_RECORDS FOR PROCESSING_:
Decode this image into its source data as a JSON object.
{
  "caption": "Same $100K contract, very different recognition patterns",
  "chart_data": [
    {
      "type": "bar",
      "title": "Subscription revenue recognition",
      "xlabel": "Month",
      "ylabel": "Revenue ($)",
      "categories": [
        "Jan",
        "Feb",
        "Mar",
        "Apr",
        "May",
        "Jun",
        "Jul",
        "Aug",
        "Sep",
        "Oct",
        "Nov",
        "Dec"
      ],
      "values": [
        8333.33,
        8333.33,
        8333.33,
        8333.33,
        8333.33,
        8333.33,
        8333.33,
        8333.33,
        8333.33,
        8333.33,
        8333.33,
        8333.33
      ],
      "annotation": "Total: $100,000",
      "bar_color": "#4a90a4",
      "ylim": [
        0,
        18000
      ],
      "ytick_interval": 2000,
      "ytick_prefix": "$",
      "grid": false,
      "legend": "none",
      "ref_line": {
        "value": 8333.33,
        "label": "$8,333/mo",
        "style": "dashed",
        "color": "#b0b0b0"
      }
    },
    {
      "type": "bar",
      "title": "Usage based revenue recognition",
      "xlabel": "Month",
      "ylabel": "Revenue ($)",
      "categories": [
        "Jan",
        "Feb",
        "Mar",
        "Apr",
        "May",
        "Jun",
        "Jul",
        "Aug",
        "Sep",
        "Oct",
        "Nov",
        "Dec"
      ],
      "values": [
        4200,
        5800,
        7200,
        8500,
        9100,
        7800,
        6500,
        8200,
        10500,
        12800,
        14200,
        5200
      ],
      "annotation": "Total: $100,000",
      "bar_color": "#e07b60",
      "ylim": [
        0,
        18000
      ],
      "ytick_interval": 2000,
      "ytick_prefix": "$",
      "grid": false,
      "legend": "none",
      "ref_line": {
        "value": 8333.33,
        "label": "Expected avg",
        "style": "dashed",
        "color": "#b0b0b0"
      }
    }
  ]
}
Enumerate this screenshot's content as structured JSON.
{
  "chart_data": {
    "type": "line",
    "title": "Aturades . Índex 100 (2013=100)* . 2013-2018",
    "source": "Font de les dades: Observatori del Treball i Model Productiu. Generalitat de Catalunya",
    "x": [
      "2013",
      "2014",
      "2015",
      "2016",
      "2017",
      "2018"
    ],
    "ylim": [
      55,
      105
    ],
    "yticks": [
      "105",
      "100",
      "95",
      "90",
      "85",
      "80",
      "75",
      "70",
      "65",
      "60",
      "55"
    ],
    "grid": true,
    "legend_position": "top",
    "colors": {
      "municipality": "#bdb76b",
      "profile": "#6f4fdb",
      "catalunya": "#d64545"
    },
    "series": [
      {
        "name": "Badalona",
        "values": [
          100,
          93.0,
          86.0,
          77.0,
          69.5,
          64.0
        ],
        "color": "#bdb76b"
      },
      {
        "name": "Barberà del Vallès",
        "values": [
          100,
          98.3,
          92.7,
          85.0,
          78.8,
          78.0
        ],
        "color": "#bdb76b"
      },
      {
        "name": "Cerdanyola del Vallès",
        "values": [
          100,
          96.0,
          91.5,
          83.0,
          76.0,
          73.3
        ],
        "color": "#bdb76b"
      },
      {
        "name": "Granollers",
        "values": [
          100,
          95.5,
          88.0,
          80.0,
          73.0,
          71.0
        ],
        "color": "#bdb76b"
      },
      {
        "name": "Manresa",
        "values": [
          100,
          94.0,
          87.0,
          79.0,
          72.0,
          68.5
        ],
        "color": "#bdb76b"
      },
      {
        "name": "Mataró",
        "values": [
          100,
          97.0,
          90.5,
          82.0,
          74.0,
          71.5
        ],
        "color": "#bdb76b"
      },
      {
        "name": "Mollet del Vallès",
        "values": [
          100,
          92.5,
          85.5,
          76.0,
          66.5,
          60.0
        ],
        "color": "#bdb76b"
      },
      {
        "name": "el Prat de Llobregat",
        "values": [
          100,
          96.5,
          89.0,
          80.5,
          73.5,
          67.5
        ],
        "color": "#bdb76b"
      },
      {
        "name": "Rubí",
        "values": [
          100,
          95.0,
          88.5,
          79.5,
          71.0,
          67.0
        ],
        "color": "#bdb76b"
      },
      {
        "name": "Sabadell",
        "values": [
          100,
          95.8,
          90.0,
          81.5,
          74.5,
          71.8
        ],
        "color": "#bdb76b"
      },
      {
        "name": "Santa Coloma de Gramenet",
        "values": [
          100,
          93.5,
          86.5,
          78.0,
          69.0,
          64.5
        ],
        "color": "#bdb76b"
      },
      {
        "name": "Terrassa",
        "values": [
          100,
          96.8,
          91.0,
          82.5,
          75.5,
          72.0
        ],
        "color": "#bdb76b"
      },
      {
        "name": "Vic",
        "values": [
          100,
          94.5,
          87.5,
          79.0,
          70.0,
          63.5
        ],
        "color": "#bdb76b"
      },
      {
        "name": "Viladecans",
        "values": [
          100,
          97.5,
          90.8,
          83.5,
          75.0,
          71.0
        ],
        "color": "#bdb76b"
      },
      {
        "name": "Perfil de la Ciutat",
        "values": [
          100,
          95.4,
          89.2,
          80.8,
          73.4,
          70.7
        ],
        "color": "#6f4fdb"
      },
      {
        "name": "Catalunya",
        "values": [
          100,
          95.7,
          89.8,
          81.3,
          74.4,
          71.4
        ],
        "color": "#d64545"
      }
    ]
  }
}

_PROBLEM TO SOLVE_: Above are records; say how many of their lines contain the word "title", giving only the number.

_OUTPUT_: 3